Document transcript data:
-----

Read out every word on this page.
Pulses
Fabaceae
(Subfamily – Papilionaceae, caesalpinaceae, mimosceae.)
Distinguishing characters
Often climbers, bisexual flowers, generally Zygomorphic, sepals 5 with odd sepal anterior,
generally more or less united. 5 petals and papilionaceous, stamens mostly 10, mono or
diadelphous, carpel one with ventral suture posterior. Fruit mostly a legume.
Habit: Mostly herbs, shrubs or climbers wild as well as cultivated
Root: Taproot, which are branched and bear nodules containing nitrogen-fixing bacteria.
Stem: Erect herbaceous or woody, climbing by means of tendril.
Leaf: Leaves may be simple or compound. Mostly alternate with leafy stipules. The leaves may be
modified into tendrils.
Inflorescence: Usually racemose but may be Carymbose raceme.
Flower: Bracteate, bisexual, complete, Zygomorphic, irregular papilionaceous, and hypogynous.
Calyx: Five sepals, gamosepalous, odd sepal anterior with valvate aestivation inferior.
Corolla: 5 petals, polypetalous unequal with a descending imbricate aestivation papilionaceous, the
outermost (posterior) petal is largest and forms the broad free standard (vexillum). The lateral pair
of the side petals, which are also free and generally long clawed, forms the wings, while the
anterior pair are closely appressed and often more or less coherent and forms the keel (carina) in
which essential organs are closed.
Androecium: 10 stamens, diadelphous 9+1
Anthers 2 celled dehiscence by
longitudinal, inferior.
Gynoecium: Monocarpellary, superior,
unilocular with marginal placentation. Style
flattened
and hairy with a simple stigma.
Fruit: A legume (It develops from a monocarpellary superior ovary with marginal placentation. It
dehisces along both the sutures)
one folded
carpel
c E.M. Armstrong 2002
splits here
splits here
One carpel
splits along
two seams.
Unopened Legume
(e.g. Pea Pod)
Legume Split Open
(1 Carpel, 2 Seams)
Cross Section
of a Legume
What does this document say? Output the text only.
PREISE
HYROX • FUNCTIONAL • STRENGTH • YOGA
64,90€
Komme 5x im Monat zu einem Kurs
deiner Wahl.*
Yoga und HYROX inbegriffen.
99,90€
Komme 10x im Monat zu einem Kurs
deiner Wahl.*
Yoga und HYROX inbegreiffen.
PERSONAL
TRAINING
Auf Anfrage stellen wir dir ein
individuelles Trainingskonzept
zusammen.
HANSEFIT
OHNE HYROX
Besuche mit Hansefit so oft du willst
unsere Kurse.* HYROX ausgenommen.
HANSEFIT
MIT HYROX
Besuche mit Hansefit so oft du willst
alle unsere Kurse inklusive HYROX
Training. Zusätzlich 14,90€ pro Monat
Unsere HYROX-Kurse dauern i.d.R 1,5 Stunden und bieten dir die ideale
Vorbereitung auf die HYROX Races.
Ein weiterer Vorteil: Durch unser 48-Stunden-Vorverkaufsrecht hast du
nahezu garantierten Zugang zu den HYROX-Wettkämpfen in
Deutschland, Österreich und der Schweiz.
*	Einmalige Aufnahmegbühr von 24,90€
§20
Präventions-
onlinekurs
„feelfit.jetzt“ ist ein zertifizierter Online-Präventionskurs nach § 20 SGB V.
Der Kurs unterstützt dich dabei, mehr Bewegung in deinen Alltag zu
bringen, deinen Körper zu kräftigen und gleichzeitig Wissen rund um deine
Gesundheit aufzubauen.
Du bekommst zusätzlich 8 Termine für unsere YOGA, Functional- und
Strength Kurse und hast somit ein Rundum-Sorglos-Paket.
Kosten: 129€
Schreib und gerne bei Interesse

-----

## WORK REQUIRED
Down to the last line, copy the entries above exactly.

## WRITTEN RESPONSE
Read out every word on this page.
Pulses
Fabaceae
(Subfamily – Papilionaceae, caesalpinaceae, mimosceae.)
Distinguishing characters
Often climbers, bisexual flowers, generally Zygomorphic, sepals 5 with odd sepal anterior,
generally more or less united. 5 petals and papilionaceous, stamens mostly 10, mono or
diadelphous, carpel one with ventral suture posterior. Fruit mostly a legume.
Habit: Mostly herbs, shrubs or climbers wild as well as cultivated
Root: Taproot, which are branched and bear nodules containing nitrogen-fixing bacteria.
Stem: Erect herbaceous or woody, climbing by means of tendril.
Leaf: Leaves may be simple or compound. Mostly alternate with leafy stipules. The leaves may be
modified into tendrils.
Inflorescence: Usually racemose but may be Carymbose raceme.
Flower: Bracteate, bisexual, complete, Zygomorphic, irregular papilionaceous, and hypogynous.
Calyx: Five sepals, gamosepalous, odd sepal anterior with valvate aestivation inferior.
Corolla: 5 petals, polypetalous unequal with a descending imbricate aestivation papilionaceous, the
outermost (posterior) petal is largest and forms the broad free standard (vexillum). The lateral pair
of the side petals, which are also free and generally long clawed, forms the wings, while the
anterior pair are closely appressed and often more or less coherent and forms the keel (carina) in
which essential organs are closed.
Androecium: 10 stamens, diadelphous 9+1
Anthers 2 celled dehiscence by
longitudinal, inferior.
Gynoecium: Monocarpellary, superior,
unilocular with marginal placentation. Style
flattened
and hairy with a simple stigma.
Fruit: A legume (It develops from a monocarpellary superior ovary with marginal placentation. It
dehisces along both the sutures)
one folded
carpel
c E.M. Armstrong 2002
splits here
splits here
One carpel
splits along
two seams.
Unopened Legume
(e.g. Pea Pod)
Legume Split Open
(1 Carpel, 2 Seams)
Cross Section
of a Legume
What does this document say? Output the text only.
PREISE
HYROX • FUNCTIONAL • STRENGTH • YOGA
64,90€
Komme 5x im Monat zu einem Kurs
deiner Wahl.*
Yoga und HYROX inbegriffen.
99,90€
Komme 10x im Monat zu einem Kurs
deiner Wahl.*
Yoga und HYROX inbegreiffen.
PERSONAL
TRAINING
Auf Anfrage stellen wir dir ein
individuelles Trainingskonzept
zusammen.
HANSEFIT
OHNE HYROX
Besuche mit Hansefit so oft du willst
unsere Kurse.* HYROX ausgenommen.
HANSEFIT
MIT HYROX
Besuche mit Hansefit so oft du willst
alle unsere Kurse inklusive HYROX
Training. Zusätzlich 14,90€ pro Monat
Unsere HYROX-Kurse dauern i.d.R 1,5 Stunden und bieten dir die ideale
Vorbereitung auf die HYROX Races.
Ein weiterer Vorteil: Durch unser 48-Stunden-Vorverkaufsrecht hast du
nahezu garantierten Zugang zu den HYROX-Wettkämpfen in
Deutschland, Österreich und der Schweiz.
*	Einmalige Aufnahmegbühr von 24,90€
§20
Präventions-
onlinekurs
„feelfit.jetzt“ ist ein zertifizierter Online-Präventionskurs nach § 20 SGB V.
Der Kurs unterstützt dich dabei, mehr Bewegung in deinen Alltag zu
bringen, deinen Körper zu kräftigen und gleichzeitig Wissen rund um deine
Gesundheit aufzubauen.
Du bekommst zusätzlich 8 Termine für unsere YOGA, Functional- und
Strength Kurse und hast somit ein Rundum-Sorglos-Paket.
Kosten: 129€
Schreib und gerne bei Interesse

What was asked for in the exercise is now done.